## DIRECTIVE
Scan the data for "over" and copy the lines it appears in.

## TASK INPUT
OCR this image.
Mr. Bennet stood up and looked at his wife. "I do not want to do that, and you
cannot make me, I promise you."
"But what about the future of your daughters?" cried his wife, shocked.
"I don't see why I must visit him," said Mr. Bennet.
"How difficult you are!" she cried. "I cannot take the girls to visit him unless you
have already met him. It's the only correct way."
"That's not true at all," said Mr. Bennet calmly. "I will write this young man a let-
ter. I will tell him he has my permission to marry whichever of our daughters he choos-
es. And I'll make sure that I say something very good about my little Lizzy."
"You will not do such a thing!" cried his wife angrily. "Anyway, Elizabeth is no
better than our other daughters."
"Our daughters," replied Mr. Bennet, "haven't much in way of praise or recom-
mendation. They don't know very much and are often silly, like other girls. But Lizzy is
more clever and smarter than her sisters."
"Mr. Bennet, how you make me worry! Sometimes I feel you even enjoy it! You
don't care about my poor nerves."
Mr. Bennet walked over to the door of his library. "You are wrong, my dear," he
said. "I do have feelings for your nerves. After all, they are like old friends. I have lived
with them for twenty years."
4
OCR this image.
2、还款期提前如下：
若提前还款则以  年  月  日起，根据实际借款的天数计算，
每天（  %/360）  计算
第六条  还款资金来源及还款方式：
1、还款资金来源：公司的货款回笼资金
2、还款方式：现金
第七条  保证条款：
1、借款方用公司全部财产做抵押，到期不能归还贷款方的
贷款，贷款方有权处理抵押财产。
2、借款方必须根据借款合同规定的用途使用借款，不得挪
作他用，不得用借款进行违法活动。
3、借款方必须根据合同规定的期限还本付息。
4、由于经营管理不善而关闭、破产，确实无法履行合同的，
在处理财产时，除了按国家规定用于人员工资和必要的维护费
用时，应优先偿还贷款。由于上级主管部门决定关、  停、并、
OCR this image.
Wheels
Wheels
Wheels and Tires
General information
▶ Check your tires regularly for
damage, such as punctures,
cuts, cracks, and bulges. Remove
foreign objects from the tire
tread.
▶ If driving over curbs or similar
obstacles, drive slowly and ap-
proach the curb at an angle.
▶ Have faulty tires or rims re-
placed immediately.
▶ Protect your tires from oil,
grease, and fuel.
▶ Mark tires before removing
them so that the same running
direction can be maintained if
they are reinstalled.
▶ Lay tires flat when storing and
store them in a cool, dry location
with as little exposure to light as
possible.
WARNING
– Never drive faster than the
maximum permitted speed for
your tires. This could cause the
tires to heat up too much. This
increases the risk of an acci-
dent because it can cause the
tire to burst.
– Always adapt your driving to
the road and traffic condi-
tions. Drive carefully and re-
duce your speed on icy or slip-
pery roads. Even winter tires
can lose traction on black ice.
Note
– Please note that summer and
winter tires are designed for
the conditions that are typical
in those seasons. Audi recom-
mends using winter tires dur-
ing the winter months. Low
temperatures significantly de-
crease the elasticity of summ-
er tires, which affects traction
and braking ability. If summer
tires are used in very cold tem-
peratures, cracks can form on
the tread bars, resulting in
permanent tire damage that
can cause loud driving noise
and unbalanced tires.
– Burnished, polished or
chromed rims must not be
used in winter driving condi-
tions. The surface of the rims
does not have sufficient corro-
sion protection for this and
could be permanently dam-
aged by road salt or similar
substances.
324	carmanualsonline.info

## RESPONSE BELOW
Mr. Bennet walked over to the door of his library. "You are wrong, my dear," he
▶ If driving over curbs or similar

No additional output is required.